--- Begin Exercise inputs ---

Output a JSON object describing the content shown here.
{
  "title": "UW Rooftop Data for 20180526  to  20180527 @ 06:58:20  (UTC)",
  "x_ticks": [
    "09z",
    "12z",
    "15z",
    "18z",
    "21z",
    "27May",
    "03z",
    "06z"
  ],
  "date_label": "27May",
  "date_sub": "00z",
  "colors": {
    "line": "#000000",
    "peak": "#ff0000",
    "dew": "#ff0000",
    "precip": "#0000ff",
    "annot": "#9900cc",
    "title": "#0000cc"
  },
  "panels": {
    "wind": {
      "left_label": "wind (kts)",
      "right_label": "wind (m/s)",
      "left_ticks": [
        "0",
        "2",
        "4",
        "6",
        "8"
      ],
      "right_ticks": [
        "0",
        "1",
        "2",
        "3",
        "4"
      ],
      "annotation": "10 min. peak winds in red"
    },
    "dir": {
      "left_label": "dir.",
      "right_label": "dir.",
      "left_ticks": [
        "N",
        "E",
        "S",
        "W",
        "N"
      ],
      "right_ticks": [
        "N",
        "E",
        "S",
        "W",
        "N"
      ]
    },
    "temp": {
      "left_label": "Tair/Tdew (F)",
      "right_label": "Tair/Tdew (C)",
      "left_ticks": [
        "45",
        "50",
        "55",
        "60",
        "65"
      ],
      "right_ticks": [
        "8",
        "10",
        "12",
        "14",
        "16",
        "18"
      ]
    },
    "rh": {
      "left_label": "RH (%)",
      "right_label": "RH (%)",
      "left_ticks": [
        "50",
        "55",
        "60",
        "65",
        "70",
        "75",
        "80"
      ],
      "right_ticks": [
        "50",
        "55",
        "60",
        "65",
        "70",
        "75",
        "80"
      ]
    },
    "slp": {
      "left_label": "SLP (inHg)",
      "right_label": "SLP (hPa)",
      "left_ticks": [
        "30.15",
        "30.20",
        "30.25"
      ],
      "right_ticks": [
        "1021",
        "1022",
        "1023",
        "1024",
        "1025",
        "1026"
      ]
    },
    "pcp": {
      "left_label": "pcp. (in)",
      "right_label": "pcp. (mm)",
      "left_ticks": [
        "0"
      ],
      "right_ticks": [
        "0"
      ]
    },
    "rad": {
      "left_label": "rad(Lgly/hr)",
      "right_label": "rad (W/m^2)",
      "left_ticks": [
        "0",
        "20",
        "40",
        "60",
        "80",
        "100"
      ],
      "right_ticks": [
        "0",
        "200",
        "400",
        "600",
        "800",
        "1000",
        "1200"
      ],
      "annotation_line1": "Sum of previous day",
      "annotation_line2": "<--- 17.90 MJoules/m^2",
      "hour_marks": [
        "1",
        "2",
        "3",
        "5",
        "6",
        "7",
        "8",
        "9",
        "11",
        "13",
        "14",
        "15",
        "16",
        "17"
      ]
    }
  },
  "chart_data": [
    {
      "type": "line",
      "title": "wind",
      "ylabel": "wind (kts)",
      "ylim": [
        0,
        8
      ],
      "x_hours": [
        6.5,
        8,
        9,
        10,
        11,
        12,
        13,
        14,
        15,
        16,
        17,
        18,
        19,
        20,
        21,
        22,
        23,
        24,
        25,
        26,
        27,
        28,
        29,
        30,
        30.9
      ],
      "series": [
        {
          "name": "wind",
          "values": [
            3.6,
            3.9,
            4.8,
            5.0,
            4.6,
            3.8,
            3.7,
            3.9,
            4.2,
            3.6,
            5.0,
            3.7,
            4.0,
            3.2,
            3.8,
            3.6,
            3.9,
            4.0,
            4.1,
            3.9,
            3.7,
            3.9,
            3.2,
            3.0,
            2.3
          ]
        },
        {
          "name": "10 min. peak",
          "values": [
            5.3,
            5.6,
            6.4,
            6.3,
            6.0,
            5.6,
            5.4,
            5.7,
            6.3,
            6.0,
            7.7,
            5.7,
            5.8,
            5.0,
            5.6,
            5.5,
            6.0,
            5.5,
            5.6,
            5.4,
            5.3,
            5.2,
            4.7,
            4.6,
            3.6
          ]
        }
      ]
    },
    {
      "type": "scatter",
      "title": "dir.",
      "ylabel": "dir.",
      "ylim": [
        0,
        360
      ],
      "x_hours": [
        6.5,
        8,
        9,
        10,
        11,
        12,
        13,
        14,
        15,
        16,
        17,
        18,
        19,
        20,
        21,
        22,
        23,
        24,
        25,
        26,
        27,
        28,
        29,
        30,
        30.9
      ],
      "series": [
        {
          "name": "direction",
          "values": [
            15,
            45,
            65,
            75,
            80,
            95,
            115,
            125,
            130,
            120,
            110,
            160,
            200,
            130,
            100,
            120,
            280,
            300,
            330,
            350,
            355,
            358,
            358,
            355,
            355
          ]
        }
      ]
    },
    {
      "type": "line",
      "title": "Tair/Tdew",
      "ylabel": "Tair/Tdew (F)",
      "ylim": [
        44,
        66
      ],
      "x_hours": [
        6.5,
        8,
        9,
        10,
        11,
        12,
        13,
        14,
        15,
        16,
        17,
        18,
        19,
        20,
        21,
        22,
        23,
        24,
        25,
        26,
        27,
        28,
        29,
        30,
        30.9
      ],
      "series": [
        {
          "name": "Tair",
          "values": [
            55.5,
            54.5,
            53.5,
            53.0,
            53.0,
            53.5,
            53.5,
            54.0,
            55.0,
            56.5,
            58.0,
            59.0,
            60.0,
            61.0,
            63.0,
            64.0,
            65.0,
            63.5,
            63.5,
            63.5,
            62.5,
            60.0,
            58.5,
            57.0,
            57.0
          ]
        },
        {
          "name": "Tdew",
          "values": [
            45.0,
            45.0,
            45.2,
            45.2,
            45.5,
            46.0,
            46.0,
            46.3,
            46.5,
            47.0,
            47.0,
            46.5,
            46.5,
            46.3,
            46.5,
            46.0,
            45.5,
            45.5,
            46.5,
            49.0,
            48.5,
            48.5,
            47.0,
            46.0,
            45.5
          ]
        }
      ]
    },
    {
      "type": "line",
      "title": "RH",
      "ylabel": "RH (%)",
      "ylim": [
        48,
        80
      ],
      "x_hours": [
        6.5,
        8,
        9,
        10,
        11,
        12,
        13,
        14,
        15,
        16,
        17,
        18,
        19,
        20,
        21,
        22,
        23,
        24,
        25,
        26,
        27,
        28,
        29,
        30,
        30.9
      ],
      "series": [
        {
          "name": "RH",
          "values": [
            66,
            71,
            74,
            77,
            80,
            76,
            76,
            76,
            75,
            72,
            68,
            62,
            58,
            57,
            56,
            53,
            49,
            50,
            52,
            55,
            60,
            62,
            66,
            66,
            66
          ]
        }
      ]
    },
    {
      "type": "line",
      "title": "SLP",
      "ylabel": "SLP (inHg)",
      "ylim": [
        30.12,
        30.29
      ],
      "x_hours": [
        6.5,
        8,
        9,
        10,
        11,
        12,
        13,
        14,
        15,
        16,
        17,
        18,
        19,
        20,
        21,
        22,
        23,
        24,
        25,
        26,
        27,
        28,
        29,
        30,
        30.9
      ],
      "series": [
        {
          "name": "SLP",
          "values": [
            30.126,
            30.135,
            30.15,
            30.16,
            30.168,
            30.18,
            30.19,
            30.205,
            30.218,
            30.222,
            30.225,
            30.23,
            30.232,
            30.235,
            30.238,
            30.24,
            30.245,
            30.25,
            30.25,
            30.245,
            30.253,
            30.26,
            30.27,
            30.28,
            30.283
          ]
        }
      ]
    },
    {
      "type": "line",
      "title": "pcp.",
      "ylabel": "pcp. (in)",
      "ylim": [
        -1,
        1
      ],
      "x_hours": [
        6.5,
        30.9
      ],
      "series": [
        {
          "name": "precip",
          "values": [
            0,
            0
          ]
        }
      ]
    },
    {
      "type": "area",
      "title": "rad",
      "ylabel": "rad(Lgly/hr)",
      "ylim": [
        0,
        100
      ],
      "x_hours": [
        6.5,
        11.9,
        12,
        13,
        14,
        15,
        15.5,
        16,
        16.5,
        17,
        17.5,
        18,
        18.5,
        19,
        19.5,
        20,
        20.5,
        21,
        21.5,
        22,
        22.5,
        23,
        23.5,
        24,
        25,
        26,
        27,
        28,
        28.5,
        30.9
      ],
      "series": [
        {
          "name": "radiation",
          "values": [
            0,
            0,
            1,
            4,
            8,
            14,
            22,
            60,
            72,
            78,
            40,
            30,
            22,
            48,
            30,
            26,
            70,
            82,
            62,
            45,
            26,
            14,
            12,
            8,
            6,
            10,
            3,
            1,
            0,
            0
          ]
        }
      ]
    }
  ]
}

--- End Exercise inputs ---

:: Your goal ::
Some lines of the data may hold the word "Lgly". Say how many do, with nothing else.

:: Complete response ::
2